**Instructions to follow**
Quote the material below line for line, keeping every character as it appears.

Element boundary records
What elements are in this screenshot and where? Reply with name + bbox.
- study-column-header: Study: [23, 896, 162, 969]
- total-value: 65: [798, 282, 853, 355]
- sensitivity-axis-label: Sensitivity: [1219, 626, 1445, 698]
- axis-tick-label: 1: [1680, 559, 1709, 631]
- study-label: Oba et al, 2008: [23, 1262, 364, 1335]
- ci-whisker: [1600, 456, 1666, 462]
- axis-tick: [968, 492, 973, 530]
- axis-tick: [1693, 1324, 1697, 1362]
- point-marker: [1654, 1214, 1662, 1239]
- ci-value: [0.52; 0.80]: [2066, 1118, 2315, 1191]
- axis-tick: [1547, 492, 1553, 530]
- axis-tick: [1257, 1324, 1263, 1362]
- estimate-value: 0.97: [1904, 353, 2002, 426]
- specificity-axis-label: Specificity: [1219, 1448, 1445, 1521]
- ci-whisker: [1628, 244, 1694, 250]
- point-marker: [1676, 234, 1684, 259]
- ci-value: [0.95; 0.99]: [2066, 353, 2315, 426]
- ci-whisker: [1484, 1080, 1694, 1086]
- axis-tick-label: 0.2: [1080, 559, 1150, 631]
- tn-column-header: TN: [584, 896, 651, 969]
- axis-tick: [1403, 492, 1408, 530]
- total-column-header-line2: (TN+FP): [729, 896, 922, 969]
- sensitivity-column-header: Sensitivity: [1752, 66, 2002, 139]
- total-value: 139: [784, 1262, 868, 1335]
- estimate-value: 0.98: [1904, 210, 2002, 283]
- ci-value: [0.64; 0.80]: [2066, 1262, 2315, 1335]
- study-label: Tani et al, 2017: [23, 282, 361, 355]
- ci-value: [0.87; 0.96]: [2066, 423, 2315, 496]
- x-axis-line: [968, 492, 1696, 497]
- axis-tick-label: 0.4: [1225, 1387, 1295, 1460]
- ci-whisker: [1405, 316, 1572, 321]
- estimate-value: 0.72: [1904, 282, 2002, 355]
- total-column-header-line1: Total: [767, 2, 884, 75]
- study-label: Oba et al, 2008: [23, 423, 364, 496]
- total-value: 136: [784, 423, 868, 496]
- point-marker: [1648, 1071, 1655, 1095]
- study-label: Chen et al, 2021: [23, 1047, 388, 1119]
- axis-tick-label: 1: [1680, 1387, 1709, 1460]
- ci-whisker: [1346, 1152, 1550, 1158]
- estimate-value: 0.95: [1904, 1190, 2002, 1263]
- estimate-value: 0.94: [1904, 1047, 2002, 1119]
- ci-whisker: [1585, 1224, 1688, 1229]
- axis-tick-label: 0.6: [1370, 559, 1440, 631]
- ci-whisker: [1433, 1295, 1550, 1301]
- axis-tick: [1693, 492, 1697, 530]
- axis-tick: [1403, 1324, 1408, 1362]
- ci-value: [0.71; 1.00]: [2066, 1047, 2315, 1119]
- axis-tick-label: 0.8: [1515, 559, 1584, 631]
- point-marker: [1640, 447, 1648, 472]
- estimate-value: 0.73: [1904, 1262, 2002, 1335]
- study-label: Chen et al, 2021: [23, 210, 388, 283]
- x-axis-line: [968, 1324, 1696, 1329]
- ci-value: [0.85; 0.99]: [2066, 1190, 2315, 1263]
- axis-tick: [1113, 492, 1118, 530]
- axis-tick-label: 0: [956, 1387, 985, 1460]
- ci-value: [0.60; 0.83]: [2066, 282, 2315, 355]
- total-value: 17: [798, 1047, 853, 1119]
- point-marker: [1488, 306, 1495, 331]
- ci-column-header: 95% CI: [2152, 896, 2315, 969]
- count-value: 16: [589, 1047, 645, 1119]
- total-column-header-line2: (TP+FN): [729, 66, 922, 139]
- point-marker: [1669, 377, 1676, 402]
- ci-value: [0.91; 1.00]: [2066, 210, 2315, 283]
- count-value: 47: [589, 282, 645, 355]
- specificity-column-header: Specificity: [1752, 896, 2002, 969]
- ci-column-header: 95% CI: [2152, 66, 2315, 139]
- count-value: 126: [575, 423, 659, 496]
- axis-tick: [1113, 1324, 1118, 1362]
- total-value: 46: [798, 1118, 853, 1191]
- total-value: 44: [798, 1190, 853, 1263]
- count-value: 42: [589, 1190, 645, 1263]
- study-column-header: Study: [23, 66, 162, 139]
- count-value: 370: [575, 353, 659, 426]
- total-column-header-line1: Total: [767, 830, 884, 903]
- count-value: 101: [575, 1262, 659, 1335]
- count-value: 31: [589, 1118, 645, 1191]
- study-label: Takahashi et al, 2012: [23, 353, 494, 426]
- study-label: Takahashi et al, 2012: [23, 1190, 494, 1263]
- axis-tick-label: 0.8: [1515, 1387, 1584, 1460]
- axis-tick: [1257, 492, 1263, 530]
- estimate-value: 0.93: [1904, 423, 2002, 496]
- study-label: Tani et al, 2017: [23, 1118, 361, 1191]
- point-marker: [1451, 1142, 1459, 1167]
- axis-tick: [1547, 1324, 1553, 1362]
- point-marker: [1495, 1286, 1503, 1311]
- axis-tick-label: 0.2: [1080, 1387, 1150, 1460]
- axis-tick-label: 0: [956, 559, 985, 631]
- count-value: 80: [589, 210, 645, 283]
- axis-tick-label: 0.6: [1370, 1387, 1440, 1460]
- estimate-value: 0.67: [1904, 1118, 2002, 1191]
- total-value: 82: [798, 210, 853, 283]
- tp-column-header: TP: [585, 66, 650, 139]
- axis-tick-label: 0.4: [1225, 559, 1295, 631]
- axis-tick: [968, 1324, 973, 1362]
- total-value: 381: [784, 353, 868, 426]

**Task output**
What elements are in this screenshot and where? Reply with name + bbox.
- study-column-header: Study: [23, 896, 162, 969]
- total-value: 65: [798, 282, 853, 355]
- sensitivity-axis-label: Sensitivity: [1219, 626, 1445, 698]
- axis-tick-label: 1: [1680, 559, 1709, 631]
- study-label: Oba et al, 2008: [23, 1262, 364, 1335]
- ci-whisker: [1600, 456, 1666, 462]
- axis-tick: [968, 492, 973, 530]
- axis-tick: [1693, 1324, 1697, 1362]
- point-marker: [1654, 1214, 1662, 1239]
- ci-value: [0.52; 0.80]: [2066, 1118, 2315, 1191]
- axis-tick: [1547, 492, 1553, 530]
- axis-tick: [1257, 1324, 1263, 1362]
- estimate-value: 0.97: [1904, 353, 2002, 426]
- specificity-axis-label: Specificity: [1219, 1448, 1445, 1521]
- ci-whisker: [1628, 244, 1694, 250]
- point-marker: [1676, 234, 1684, 259]
- ci-value: [0.95; 0.99]: [2066, 353, 2315, 426]
- ci-whisker: [1484, 1080, 1694, 1086]
- axis-tick-label: 0.2: [1080, 559, 1150, 631]
- tn-column-header: TN: [584, 896, 651, 969]
- axis-tick: [1403, 492, 1408, 530]
- total-column-header-line2: (TN+FP): [729, 896, 922, 969]
- sensitivity-column-header: Sensitivity: [1752, 66, 2002, 139]
- total-value: 139: [784, 1262, 868, 1335]
- estimate-value: 0.98: [1904, 210, 2002, 283]
- ci-value: [0.64; 0.80]: [2066, 1262, 2315, 1335]
- study-label: Tani et al, 2017: [23, 282, 361, 355]
- ci-value: [0.87; 0.96]: [2066, 423, 2315, 496]
- x-axis-line: [968, 492, 1696, 497]
- axis-tick-label: 0.4: [1225, 1387, 1295, 1460]
- ci-whisker: [1405, 316, 1572, 321]
- estimate-value: 0.72: [1904, 282, 2002, 355]
- total-column-header-line1: Total: [767, 2, 884, 75]
- study-label: Oba et al, 2008: [23, 423, 364, 496]
- total-value: 136: [784, 423, 868, 496]
- point-marker: [1648, 1071, 1655, 1095]
- study-label: Chen et al, 2021: [23, 1047, 388, 1119]
- axis-tick-label: 1: [1680, 1387, 1709, 1460]
- ci-whisker: [1346, 1152, 1550, 1158]
- estimate-value: 0.95: [1904, 1190, 2002, 1263]
- estimate-value: 0.94: [1904, 1047, 2002, 1119]
- ci-whisker: [1585, 1224, 1688, 1229]
- axis-tick-label: 0.6: [1370, 559, 1440, 631]
- ci-whisker: [1433, 1295, 1550, 1301]
- axis-tick: [1693, 492, 1697, 530]
- axis-tick: [1403, 1324, 1408, 1362]
- ci-value: [0.71; 1.00]: [2066, 1047, 2315, 1119]
- axis-tick-label: 0.8: [1515, 559, 1584, 631]
- point-marker: [1640, 447, 1648, 472]
- estimate-value: 0.73: [1904, 1262, 2002, 1335]
- study-label: Chen et al, 2021: [23, 210, 388, 283]
- x-axis-line: [968, 1324, 1696, 1329]
- ci-value: [0.85; 0.99]: [2066, 1190, 2315, 1263]
- axis-tick: [1113, 492, 1118, 530]
- axis-tick-label: 0: [956, 1387, 985, 1460]
- ci-value: [0.60; 0.83]: [2066, 282, 2315, 355]
- total-value: 17: [798, 1047, 853, 1119]
- point-marker: [1488, 306, 1495, 331]
- ci-column-header: 95% CI: [2152, 896, 2315, 969]
- count-value: 16: [589, 1047, 645, 1119]
- total-column-header-line2: (TP+FN): [729, 66, 922, 139]
- point-marker: [1669, 377, 1676, 402]
- ci-value: [0.91; 1.00]: [2066, 210, 2315, 283]
- count-value: 47: [589, 282, 645, 355]
- specificity-column-header: Specificity: [1752, 896, 2002, 969]
- ci-column-header: 95% CI: [2152, 66, 2315, 139]
- count-value: 126: [575, 423, 659, 496]
- axis-tick: [1113, 1324, 1118, 1362]
- total-value: 46: [798, 1118, 853, 1191]
- total-value: 44: [798, 1190, 853, 1263]
- count-value: 42: [589, 1190, 645, 1263]
- study-column-header: Study: [23, 66, 162, 139]
- count-value: 370: [575, 353, 659, 426]
- total-column-header-line1: Total: [767, 830, 884, 903]
- count-value: 101: [575, 1262, 659, 1335]
- count-value: 31: [589, 1118, 645, 1191]
- study-label: Takahashi et al, 2012: [23, 353, 494, 426]
- study-label: Takahashi et al, 2012: [23, 1190, 494, 1263]
- axis-tick-label: 0.8: [1515, 1387, 1584, 1460]
- axis-tick: [1257, 492, 1263, 530]
- estimate-value: 0.93: [1904, 423, 2002, 496]
- study-label: Tani et al, 2017: [23, 1118, 361, 1191]
- point-marker: [1451, 1142, 1459, 1167]
- axis-tick: [1547, 1324, 1553, 1362]
- point-marker: [1495, 1286, 1503, 1311]
- axis-tick-label: 0.2: [1080, 1387, 1150, 1460]
- axis-tick-label: 0: [956, 559, 985, 631]
- count-value: 80: [589, 210, 645, 283]
- axis-tick-label: 0.6: [1370, 1387, 1440, 1460]
- estimate-value: 0.67: [1904, 1118, 2002, 1191]
- total-value: 82: [798, 210, 853, 283]
- tp-column-header: TP: [585, 66, 650, 139]
- axis-tick-label: 0.4: [1225, 559, 1295, 631]
- axis-tick: [968, 1324, 973, 1362]
- total-value: 381: [784, 353, 868, 426]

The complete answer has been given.